* _Exercise details_:
Extract the data exactly, missing nothing.

* _Extracted entries_:
╭──

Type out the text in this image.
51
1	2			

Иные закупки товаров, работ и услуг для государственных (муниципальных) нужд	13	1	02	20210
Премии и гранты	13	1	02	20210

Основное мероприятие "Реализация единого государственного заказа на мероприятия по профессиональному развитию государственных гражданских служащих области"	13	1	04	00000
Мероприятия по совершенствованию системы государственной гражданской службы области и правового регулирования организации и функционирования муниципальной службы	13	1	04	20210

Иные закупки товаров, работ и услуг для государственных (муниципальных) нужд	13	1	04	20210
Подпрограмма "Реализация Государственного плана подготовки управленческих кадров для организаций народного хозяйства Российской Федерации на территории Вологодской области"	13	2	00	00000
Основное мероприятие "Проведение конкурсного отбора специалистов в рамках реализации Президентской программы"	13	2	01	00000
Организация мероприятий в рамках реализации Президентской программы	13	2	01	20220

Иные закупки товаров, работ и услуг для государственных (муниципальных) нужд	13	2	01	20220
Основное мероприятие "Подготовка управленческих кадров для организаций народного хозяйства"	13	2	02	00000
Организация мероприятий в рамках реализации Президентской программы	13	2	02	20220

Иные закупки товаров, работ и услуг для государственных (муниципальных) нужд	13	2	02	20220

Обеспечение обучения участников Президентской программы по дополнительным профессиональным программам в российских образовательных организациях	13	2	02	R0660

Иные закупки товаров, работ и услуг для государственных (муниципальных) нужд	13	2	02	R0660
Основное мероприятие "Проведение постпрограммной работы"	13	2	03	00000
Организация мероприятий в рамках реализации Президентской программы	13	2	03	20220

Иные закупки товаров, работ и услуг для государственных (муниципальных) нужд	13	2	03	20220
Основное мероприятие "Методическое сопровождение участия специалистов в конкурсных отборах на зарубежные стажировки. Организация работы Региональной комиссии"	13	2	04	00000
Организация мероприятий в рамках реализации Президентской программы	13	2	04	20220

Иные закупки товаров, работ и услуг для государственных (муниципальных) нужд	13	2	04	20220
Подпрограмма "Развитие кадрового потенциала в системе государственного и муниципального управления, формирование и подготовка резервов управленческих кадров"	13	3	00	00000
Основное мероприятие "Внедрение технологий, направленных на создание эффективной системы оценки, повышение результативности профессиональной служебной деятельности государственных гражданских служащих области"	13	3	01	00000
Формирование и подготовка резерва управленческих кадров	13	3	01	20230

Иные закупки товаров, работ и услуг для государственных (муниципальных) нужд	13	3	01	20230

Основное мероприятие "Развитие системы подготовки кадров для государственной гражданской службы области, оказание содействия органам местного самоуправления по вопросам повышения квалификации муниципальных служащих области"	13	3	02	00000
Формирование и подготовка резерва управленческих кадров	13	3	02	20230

╰──

* _Exercise response_:
Type out the text in this image.
51
1	2			

Иные закупки товаров, работ и услуг для государственных (муниципальных) нужд	13	1	02	20210
Премии и гранты	13	1	02	20210

Основное мероприятие "Реализация единого государственного заказа на мероприятия по профессиональному развитию государственных гражданских служащих области"	13	1	04	00000
Мероприятия по совершенствованию системы государственной гражданской службы области и правового регулирования организации и функционирования муниципальной службы	13	1	04	20210

Иные закупки товаров, работ и услуг для государственных (муниципальных) нужд	13	1	04	20210
Подпрограмма "Реализация Государственного плана подготовки управленческих кадров для организаций народного хозяйства Российской Федерации на территории Вологодской области"	13	2	00	00000
Основное мероприятие "Проведение конкурсного отбора специалистов в рамках реализации Президентской программы"	13	2	01	00000
Организация мероприятий в рамках реализации Президентской программы	13	2	01	20220

Иные закупки товаров, работ и услуг для государственных (муниципальных) нужд	13	2	01	20220
Основное мероприятие "Подготовка управленческих кадров для организаций народного хозяйства"	13	2	02	00000
Организация мероприятий в рамках реализации Президентской программы	13	2	02	20220

Иные закупки товаров, работ и услуг для государственных (муниципальных) нужд	13	2	02	20220

Обеспечение обучения участников Президентской программы по дополнительным профессиональным программам в российских образовательных организациях	13	2	02	R0660

Иные закупки товаров, работ и услуг для государственных (муниципальных) нужд	13	2	02	R0660
Основное мероприятие "Проведение постпрограммной работы"	13	2	03	00000
Организация мероприятий в рамках реализации Президентской программы	13	2	03	20220

Иные закупки товаров, работ и услуг для государственных (муниципальных) нужд	13	2	03	20220
Основное мероприятие "Методическое сопровождение участия специалистов в конкурсных отборах на зарубежные стажировки. Организация работы Региональной комиссии"	13	2	04	00000
Организация мероприятий в рамках реализации Президентской программы	13	2	04	20220

Иные закупки товаров, работ и услуг для государственных (муниципальных) нужд	13	2	04	20220
Подпрограмма "Развитие кадрового потенциала в системе государственного и муниципального управления, формирование и подготовка резервов управленческих кадров"	13	3	00	00000
Основное мероприятие "Внедрение технологий, направленных на создание эффективной системы оценки, повышение результативности профессиональной служебной деятельности государственных гражданских служащих области"	13	3	01	00000
Формирование и подготовка резерва управленческих кадров	13	3	01	20230

Иные закупки товаров, работ и услуг для государственных (муниципальных) нужд	13	3	01	20230

Основное мероприятие "Развитие системы подготовки кадров для государственной гражданской службы области, оказание содействия органам местного самоуправления по вопросам повышения квалификации муниципальных служащих области"	13	3	02	00000
Формирование и подготовка резерва управленческих кадров	13	3	02	20230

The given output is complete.